**Dataset records**
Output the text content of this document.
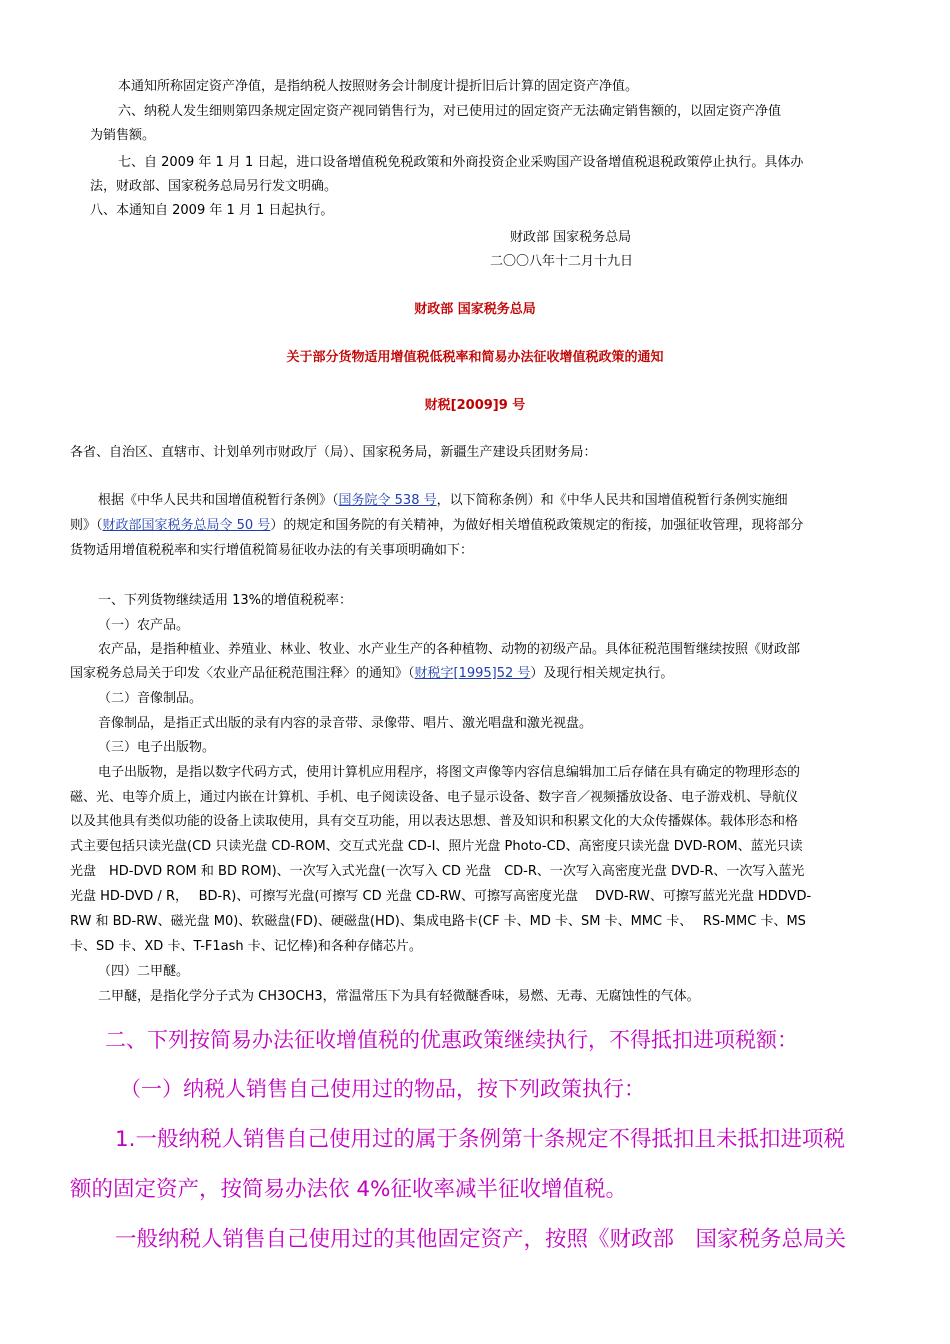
本通知所称固定资产净值，是指纳税人按照财务会计制度计提折旧后计算的固定资产净值。

六、纳税人发生细则第四条规定固定资产视同销售行为，对已使用过的固定资产无法确定销售额的，以固定资产净值

为销售额。

七、自 2009 年 1 月 1 日起，进口设备增值税免税政策和外商投资企业采购国产设备增值税退税政策停止执行。具体办

法，财政部、国家税务总局另行发文明确。

八、本通知自 2009 年 1 月 1 日起执行。

财政部 国家税务总局

二〇〇八年十二月十九日

财政部 国家税务总局

关于部分货物适用增值税低税率和简易办法征收增值税政策的通知

财税[2009]9 号

各省、自治区、直辖市、计划单列市财政厅（局）、国家税务局，新疆生产建设兵团财务局：

根据《中华人民共和国增值税暂行条例》（国务院令 538 号，以下简称条例）和《中华人民共和国增值税暂行条例实施细

则》（财政部国家税务总局令 50 号）的规定和国务院的有关精神，为做好相关增值税政策规定的衔接，加强征收管理，现将部分

货物适用增值税税率和实行增值税简易征收办法的有关事项明确如下：

一、下列货物继续适用 13%的增值税税率：

（一）农产品。

农产品，是指种植业、养殖业、林业、牧业、水产业生产的各种植物、动物的初级产品。具体征税范围暂继续按照《财政部

国家税务总局关于印发〈农业产品征税范围注释〉的通知》（财税字[1995]52 号）及现行相关规定执行。

（二）音像制品。

音像制品，是指正式出版的录有内容的录音带、录像带、唱片、激光唱盘和激光视盘。

（三）电子出版物。

电子出版物，是指以数字代码方式，使用计算机应用程序，将图文声像等内容信息编辑加工后存储在具有确定的物理形态的

磁、光、电等介质上，通过内嵌在计算机、手机、电子阅读设备、电子显示设备、数字音／视频播放设备、电子游戏机、导航仪

以及其他具有类似功能的设备上读取使用，具有交互功能，用以表达思想、普及知识和积累文化的大众传播媒体。载体形态和格

式主要包括只读光盘(CD 只读光盘 CD-ROM、交互式光盘 CD-I、照片光盘 Photo-CD、高密度只读光盘 DVD-ROM、蓝光只读

光盘　HD-DVD ROM 和 BD ROM)、一次写入式光盘(一次写入 CD 光盘　CD-R、一次写入高密度光盘 DVD-R、一次写入蓝光

光盘 HD-DVD / R，　 BD-R)、可擦写光盘(可擦写 CD 光盘 CD-RW、可擦写高密度光盘　 DVD-RW、可擦写蓝光光盘 HDDVD-

RW 和 BD-RW、磁光盘 M0)、软磁盘(FD)、硬磁盘(HD)、集成电路卡(CF 卡、MD 卡、SM 卡、MMC 卡、　 RS-MMC 卡、MS

卡、SD 卡、XD 卡、T-F1ash 卡、记忆棒)和各种存储芯片。

（四）二甲醚。

二甲醚，是指化学分子式为 CH3OCH3，常温常压下为具有轻微醚香味，易燃、无毒、无腐蚀性的气体。

二、下列按简易办法征收增值税的优惠政策继续执行，不得抵扣进项税额：

（一）纳税人销售自己使用过的物品，按下列政策执行：

1.一般纳税人销售自己使用过的属于条例第十条规定不得抵扣且未抵扣进项税

额的固定资产，按简易办法依 4%征收率减半征收增值税。

一般纳税人销售自己使用过的其他固定资产，按照《财政部　国家税务总局关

**Exercise requirements**
Write the entries above out again exactly, but not the pictures.

**Right answer**
Output the text content of this document.
本通知所称固定资产净值，是指纳税人按照财务会计制度计提折旧后计算的固定资产净值。

六、纳税人发生细则第四条规定固定资产视同销售行为，对已使用过的固定资产无法确定销售额的，以固定资产净值

为销售额。

七、自 2009 年 1 月 1 日起，进口设备增值税免税政策和外商投资企业采购国产设备增值税退税政策停止执行。具体办

法，财政部、国家税务总局另行发文明确。

八、本通知自 2009 年 1 月 1 日起执行。

财政部 国家税务总局

二〇〇八年十二月十九日

财政部 国家税务总局

关于部分货物适用增值税低税率和简易办法征收增值税政策的通知

财税[2009]9 号

各省、自治区、直辖市、计划单列市财政厅（局）、国家税务局，新疆生产建设兵团财务局：

根据《中华人民共和国增值税暂行条例》（国务院令 538 号，以下简称条例）和《中华人民共和国增值税暂行条例实施细

则》（财政部国家税务总局令 50 号）的规定和国务院的有关精神，为做好相关增值税政策规定的衔接，加强征收管理，现将部分

货物适用增值税税率和实行增值税简易征收办法的有关事项明确如下：

一、下列货物继续适用 13%的增值税税率：

（一）农产品。

农产品，是指种植业、养殖业、林业、牧业、水产业生产的各种植物、动物的初级产品。具体征税范围暂继续按照《财政部

国家税务总局关于印发〈农业产品征税范围注释〉的通知》（财税字[1995]52 号）及现行相关规定执行。

（二）音像制品。

音像制品，是指正式出版的录有内容的录音带、录像带、唱片、激光唱盘和激光视盘。

（三）电子出版物。

电子出版物，是指以数字代码方式，使用计算机应用程序，将图文声像等内容信息编辑加工后存储在具有确定的物理形态的

磁、光、电等介质上，通过内嵌在计算机、手机、电子阅读设备、电子显示设备、数字音／视频播放设备、电子游戏机、导航仪

以及其他具有类似功能的设备上读取使用，具有交互功能，用以表达思想、普及知识和积累文化的大众传播媒体。载体形态和格

式主要包括只读光盘(CD 只读光盘 CD-ROM、交互式光盘 CD-I、照片光盘 Photo-CD、高密度只读光盘 DVD-ROM、蓝光只读

光盘　HD-DVD ROM 和 BD ROM)、一次写入式光盘(一次写入 CD 光盘　CD-R、一次写入高密度光盘 DVD-R、一次写入蓝光

光盘 HD-DVD / R，　 BD-R)、可擦写光盘(可擦写 CD 光盘 CD-RW、可擦写高密度光盘　 DVD-RW、可擦写蓝光光盘 HDDVD-

RW 和 BD-RW、磁光盘 M0)、软磁盘(FD)、硬磁盘(HD)、集成电路卡(CF 卡、MD 卡、SM 卡、MMC 卡、　 RS-MMC 卡、MS

卡、SD 卡、XD 卡、T-F1ash 卡、记忆棒)和各种存储芯片。

（四）二甲醚。

二甲醚，是指化学分子式为 CH3OCH3，常温常压下为具有轻微醚香味，易燃、无毒、无腐蚀性的气体。

二、下列按简易办法征收增值税的优惠政策继续执行，不得抵扣进项税额：

（一）纳税人销售自己使用过的物品，按下列政策执行：

1.一般纳税人销售自己使用过的属于条例第十条规定不得抵扣且未抵扣进项税

额的固定资产，按简易办法依 4%征收率减半征收增值税。

一般纳税人销售自己使用过的其他固定资产，按照《财政部　国家税务总局关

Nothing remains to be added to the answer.